**Given task**
The entries below contain pictures. Retype everything except those pictures, exactly as given.

Records from a dataset:
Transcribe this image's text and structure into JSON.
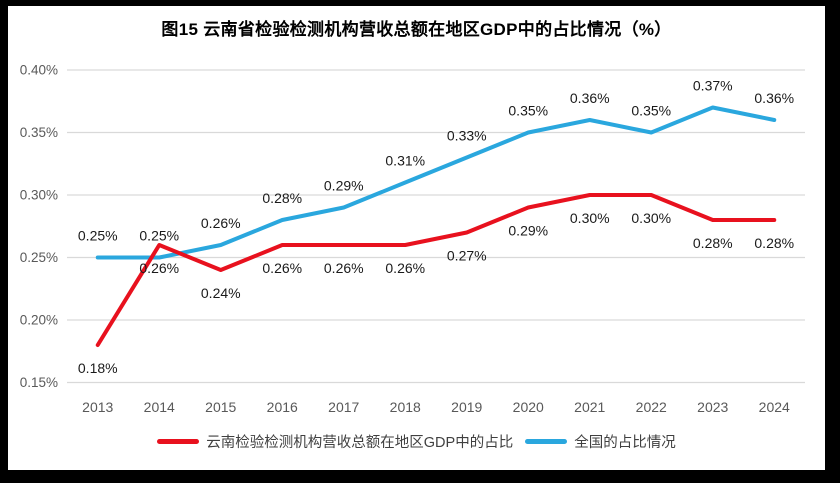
{
  "title": "图15 云南省检验检测机构营收总额在地区GDP中的占比情况（%）",
  "colors": {
    "frame": "#000000",
    "canvas": "#ffffff",
    "gridline": "#d9d9d9",
    "tick_text": "#595959",
    "data_label_text": "#1a1a1a",
    "yunnan_red": "#e8111e",
    "national_blue": "#2aa7de"
  },
  "chart_data": {
    "type": "line",
    "title": "图15 云南省检验检测机构营收总额在地区GDP中的占比情况（%）",
    "categories": [
      "2013",
      "2014",
      "2015",
      "2016",
      "2017",
      "2018",
      "2019",
      "2020",
      "2021",
      "2022",
      "2023",
      "2024"
    ],
    "series": [
      {
        "name": "云南检验检测机构营收总额在地区GDP中的占比",
        "color": "#e8111e",
        "label_position": "below",
        "values": [
          0.18,
          0.26,
          0.24,
          0.26,
          0.26,
          0.26,
          0.27,
          0.29,
          0.3,
          0.3,
          0.28,
          0.28
        ],
        "labels": [
          "0.18%",
          "0.26%",
          "0.24%",
          "0.26%",
          "0.26%",
          "0.26%",
          "0.27%",
          "0.29%",
          "0.30%",
          "0.30%",
          "0.28%",
          "0.28%"
        ]
      },
      {
        "name": "全国的占比情况",
        "color": "#2aa7de",
        "label_position": "above",
        "values": [
          0.25,
          0.25,
          0.26,
          0.28,
          0.29,
          0.31,
          0.33,
          0.35,
          0.36,
          0.35,
          0.37,
          0.36
        ],
        "labels": [
          "0.25%",
          "0.25%",
          "0.26%",
          "0.28%",
          "0.29%",
          "0.31%",
          "0.33%",
          "0.35%",
          "0.36%",
          "0.35%",
          "0.37%",
          "0.36%"
        ]
      }
    ],
    "y_ticks": [
      {
        "value": 0.4,
        "label": "0.40%"
      },
      {
        "value": 0.35,
        "label": "0.35%"
      },
      {
        "value": 0.3,
        "label": "0.30%"
      },
      {
        "value": 0.25,
        "label": "0.25%"
      },
      {
        "value": 0.2,
        "label": "0.20%"
      },
      {
        "value": 0.15,
        "label": "0.15%"
      }
    ],
    "ylim": [
      0.15,
      0.4
    ],
    "xlabel": "",
    "ylabel": "",
    "grid": true,
    "legend_position": "bottom"
  }
}
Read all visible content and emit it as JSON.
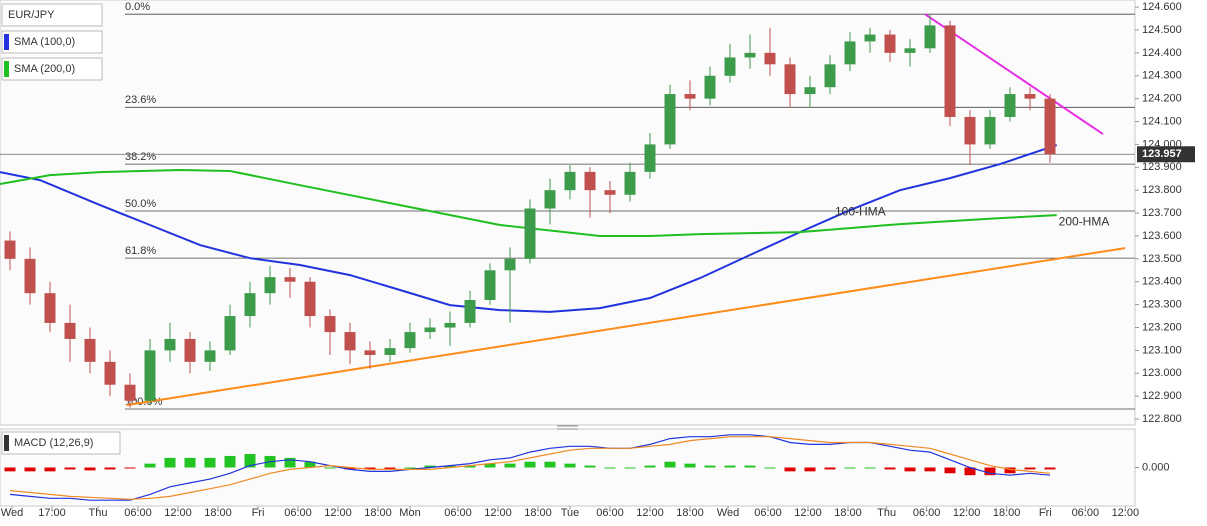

**Answer to the exercise**
Transcribe this image's text and structure into JSON.
{
  "title": "图15 云南省检验检测机构营收总额在地区GDP中的占比情况（%）",
  "colors": {
    "frame": "#000000",
    "canvas": "#ffffff",
    "gridline": "#d9d9d9",
    "tick_text": "#595959",
    "data_label_text": "#1a1a1a",
    "yunnan_red": "#e8111e",
    "national_blue": "#2aa7de"
  },
  "chart_data": {
    "type": "line",
    "title": "图15 云南省检验检测机构营收总额在地区GDP中的占比情况（%）",
    "categories": [
      "2013",
      "2014",
      "2015",
      "2016",
      "2017",
      "2018",
      "2019",
      "2020",
      "2021",
      "2022",
      "2023",
      "2024"
    ],
    "series": [
      {
        "name": "云南检验检测机构营收总额在地区GDP中的占比",
        "color": "#e8111e",
        "label_position": "below",
        "values": [
          0.18,
          0.26,
          0.24,
          0.26,
          0.26,
          0.26,
          0.27,
          0.29,
          0.3,
          0.3,
          0.28,
          0.28
        ],
        "labels": [
          "0.18%",
          "0.26%",
          "0.24%",
          "0.26%",
          "0.26%",
          "0.26%",
          "0.27%",
          "0.29%",
          "0.30%",
          "0.30%",
          "0.28%",
          "0.28%"
        ]
      },
      {
        "name": "全国的占比情况",
        "color": "#2aa7de",
        "label_position": "above",
        "values": [
          0.25,
          0.25,
          0.26,
          0.28,
          0.29,
          0.31,
          0.33,
          0.35,
          0.36,
          0.35,
          0.37,
          0.36
        ],
        "labels": [
          "0.25%",
          "0.25%",
          "0.26%",
          "0.28%",
          "0.29%",
          "0.31%",
          "0.33%",
          "0.35%",
          "0.36%",
          "0.35%",
          "0.37%",
          "0.36%"
        ]
      }
    ],
    "y_ticks": [
      {
        "value": 0.4,
        "label": "0.40%"
      },
      {
        "value": 0.35,
        "label": "0.35%"
      },
      {
        "value": 0.3,
        "label": "0.30%"
      },
      {
        "value": 0.25,
        "label": "0.25%"
      },
      {
        "value": 0.2,
        "label": "0.20%"
      },
      {
        "value": 0.15,
        "label": "0.15%"
      }
    ],
    "ylim": [
      0.15,
      0.4
    ],
    "xlabel": "",
    "ylabel": "",
    "grid": true,
    "legend_position": "bottom"
  }
}
Read all visible content and emit it as JSON.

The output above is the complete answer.